▶ The request:
Pull every line with the word "Enrica" out of the entries below.

Stored items
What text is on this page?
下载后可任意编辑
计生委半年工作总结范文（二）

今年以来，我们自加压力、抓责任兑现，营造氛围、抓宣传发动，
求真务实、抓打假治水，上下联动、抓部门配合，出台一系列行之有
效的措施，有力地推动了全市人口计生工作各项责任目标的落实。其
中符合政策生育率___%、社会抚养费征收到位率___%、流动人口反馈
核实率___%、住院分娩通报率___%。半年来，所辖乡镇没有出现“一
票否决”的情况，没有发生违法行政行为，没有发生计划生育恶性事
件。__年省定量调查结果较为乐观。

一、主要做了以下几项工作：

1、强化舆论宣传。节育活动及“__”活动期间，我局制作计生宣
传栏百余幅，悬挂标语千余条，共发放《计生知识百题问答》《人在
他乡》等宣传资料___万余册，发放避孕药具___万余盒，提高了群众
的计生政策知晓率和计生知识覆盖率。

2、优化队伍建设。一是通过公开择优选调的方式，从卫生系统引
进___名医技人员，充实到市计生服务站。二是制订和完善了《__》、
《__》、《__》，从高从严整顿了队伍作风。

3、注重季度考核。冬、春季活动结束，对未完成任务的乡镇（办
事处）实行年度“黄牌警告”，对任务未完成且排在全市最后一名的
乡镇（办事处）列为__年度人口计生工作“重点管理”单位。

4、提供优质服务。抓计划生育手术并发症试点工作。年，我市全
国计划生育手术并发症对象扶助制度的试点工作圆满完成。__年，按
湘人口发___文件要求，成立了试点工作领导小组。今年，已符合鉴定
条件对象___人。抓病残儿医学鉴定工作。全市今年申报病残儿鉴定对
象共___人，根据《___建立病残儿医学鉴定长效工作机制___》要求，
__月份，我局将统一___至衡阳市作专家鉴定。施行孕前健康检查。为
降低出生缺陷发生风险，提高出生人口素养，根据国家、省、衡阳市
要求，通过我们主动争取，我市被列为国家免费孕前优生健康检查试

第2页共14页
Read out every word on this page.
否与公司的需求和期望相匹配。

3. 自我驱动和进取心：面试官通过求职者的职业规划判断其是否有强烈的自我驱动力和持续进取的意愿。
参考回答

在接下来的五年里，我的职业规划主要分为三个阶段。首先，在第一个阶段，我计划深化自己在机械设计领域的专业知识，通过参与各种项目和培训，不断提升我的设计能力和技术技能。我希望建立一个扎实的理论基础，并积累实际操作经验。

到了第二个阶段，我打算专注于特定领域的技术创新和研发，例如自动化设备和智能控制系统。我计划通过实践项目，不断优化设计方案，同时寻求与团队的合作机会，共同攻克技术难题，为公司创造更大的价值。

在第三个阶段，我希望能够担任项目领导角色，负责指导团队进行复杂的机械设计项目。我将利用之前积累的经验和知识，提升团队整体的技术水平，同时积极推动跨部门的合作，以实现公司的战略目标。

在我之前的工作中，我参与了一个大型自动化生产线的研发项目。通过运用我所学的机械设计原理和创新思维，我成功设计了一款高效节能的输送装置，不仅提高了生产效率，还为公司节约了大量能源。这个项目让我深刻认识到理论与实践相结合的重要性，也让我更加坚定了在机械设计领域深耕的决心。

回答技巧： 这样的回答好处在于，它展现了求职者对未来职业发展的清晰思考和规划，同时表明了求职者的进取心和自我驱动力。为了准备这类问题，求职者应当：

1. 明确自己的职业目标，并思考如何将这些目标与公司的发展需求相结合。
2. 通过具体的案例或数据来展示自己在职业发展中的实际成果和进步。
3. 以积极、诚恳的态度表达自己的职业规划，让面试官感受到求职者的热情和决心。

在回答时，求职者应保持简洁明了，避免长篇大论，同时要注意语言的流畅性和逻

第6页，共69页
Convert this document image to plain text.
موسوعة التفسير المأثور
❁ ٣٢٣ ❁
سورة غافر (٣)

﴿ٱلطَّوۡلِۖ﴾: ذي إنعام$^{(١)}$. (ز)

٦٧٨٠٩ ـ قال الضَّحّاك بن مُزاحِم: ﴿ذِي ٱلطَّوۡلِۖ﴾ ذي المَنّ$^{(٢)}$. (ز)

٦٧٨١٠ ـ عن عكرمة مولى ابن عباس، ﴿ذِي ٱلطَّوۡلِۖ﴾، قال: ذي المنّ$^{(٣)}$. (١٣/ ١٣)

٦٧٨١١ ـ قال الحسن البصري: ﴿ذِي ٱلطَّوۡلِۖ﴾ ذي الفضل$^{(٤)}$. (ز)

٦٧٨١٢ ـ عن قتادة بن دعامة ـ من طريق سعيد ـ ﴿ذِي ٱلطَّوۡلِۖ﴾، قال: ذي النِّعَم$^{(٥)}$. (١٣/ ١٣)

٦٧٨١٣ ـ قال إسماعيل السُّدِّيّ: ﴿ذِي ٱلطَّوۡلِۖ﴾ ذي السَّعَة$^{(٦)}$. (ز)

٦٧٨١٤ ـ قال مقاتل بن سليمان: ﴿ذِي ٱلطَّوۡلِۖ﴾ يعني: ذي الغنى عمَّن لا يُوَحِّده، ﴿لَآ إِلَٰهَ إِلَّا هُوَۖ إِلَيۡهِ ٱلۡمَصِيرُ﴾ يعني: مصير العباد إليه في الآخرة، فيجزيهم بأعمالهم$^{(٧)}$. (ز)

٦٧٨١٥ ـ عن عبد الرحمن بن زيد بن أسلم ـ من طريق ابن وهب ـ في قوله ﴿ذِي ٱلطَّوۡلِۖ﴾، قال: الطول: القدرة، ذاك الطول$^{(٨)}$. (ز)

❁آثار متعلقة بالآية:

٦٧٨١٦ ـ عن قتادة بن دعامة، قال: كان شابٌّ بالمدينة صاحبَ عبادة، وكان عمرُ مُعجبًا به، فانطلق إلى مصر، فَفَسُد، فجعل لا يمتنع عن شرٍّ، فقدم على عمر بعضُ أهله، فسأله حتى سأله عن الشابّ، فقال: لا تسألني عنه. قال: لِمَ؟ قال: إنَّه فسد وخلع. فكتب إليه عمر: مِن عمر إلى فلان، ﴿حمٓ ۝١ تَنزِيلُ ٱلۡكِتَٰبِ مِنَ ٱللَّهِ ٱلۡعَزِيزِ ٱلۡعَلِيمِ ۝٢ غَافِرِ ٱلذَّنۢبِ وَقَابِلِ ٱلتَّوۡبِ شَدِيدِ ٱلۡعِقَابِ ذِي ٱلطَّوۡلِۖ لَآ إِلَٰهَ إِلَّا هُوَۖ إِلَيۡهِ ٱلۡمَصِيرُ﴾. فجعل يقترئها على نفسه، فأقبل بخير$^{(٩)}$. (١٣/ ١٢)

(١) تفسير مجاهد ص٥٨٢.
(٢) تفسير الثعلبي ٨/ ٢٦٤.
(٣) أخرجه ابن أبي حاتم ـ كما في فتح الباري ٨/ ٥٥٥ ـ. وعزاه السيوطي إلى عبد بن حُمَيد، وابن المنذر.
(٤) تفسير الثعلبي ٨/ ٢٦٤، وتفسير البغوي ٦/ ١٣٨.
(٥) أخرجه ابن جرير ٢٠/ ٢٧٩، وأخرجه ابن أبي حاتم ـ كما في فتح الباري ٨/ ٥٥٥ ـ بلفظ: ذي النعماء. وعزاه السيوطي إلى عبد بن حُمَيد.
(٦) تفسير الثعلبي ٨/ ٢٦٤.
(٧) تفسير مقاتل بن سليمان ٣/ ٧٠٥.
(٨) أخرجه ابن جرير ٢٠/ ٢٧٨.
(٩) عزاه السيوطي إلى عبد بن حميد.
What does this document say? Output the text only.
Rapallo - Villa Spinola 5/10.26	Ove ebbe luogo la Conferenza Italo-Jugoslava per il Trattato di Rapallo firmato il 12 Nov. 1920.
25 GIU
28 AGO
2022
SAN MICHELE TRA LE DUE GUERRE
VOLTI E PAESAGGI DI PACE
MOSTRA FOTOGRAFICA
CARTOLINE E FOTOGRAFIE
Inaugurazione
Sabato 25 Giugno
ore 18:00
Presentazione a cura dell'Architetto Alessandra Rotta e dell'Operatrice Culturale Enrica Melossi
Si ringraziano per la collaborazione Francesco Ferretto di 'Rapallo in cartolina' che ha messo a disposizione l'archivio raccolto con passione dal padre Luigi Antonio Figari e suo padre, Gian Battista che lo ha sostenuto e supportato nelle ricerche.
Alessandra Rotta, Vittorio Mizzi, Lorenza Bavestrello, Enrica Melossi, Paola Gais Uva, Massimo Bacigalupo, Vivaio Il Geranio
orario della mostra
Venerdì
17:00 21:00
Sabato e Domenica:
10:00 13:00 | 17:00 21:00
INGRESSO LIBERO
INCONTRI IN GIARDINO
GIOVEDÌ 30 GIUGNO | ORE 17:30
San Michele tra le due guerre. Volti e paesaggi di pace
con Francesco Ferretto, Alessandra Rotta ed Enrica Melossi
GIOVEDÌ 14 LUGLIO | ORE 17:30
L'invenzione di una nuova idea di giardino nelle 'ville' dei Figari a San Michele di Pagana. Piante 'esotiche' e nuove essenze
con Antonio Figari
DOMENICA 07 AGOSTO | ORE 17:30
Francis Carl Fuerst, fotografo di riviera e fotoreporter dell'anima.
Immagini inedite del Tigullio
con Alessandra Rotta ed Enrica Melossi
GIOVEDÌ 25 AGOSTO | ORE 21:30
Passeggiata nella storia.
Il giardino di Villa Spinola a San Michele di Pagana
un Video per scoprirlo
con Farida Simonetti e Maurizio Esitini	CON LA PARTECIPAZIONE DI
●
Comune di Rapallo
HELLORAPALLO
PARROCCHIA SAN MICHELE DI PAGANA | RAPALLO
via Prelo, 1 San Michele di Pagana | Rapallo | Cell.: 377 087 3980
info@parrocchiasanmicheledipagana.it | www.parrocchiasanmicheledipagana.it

▶ Exercise result:
Presentazione a cura dell'Architetto Alessandra Rotta e dell'Operatrice Culturale Enrica Melossi
Alessandra Rotta, Vittorio Mizzi, Lorenza Bavestrello, Enrica Melossi, Paola Gais Uva, Massimo Bacigalupo, Vivaio Il Geranio
con Francesco Ferretto, Alessandra Rotta ed Enrica Melossi
con Alessandra Rotta ed Enrica Melossi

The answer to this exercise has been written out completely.